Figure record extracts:
════════════════

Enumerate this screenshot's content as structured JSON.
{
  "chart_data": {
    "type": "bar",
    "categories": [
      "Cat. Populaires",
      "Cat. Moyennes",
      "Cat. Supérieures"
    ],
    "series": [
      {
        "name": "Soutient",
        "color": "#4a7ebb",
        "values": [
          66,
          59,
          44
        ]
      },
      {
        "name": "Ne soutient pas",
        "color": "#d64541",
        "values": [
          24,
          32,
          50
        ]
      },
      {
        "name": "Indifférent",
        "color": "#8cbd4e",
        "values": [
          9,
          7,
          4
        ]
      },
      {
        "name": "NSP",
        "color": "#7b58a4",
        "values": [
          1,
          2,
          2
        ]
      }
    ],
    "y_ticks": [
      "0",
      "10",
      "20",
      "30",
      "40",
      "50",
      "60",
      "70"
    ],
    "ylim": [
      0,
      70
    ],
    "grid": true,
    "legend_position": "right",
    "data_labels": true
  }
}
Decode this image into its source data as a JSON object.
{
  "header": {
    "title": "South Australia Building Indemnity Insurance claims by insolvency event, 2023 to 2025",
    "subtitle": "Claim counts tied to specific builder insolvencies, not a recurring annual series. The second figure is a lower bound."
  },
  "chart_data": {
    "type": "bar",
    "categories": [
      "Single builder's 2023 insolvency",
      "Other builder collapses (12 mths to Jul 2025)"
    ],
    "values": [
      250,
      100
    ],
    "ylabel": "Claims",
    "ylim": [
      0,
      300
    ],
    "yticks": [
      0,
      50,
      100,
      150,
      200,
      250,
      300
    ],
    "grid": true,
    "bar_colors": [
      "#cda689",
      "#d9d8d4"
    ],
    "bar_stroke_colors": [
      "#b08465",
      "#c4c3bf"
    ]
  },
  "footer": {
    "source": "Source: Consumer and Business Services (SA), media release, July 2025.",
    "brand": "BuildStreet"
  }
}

════════════════

- What is required
Return each line of the records above exactly as it reads.

- Final answer
Enumerate this screenshot's content as structured JSON.
{
  "chart_data": {
    "type": "bar",
    "categories": [
      "Cat. Populaires",
      "Cat. Moyennes",
      "Cat. Supérieures"
    ],
    "series": [
      {
        "name": "Soutient",
        "color": "#4a7ebb",
        "values": [
          66,
          59,
          44
        ]
      },
      {
        "name": "Ne soutient pas",
        "color": "#d64541",
        "values": [
          24,
          32,
          50
        ]
      },
      {
        "name": "Indifférent",
        "color": "#8cbd4e",
        "values": [
          9,
          7,
          4
        ]
      },
      {
        "name": "NSP",
        "color": "#7b58a4",
        "values": [
          1,
          2,
          2
        ]
      }
    ],
    "y_ticks": [
      "0",
      "10",
      "20",
      "30",
      "40",
      "50",
      "60",
      "70"
    ],
    "ylim": [
      0,
      70
    ],
    "grid": true,
    "legend_position": "right",
    "data_labels": true
  }
}
Decode this image into its source data as a JSON object.
{
  "header": {
    "title": "South Australia Building Indemnity Insurance claims by insolvency event, 2023 to 2025",
    "subtitle": "Claim counts tied to specific builder insolvencies, not a recurring annual series. The second figure is a lower bound."
  },
  "chart_data": {
    "type": "bar",
    "categories": [
      "Single builder's 2023 insolvency",
      "Other builder collapses (12 mths to Jul 2025)"
    ],
    "values": [
      250,
      100
    ],
    "ylabel": "Claims",
    "ylim": [
      0,
      300
    ],
    "yticks": [
      0,
      50,
      100,
      150,
      200,
      250,
      300
    ],
    "grid": true,
    "bar_colors": [
      "#cda689",
      "#d9d8d4"
    ],
    "bar_stroke_colors": [
      "#b08465",
      "#c4c3bf"
    ]
  },
  "footer": {
    "source": "Source: Consumer and Business Services (SA), media release, July 2025.",
    "brand": "BuildStreet"
  }
}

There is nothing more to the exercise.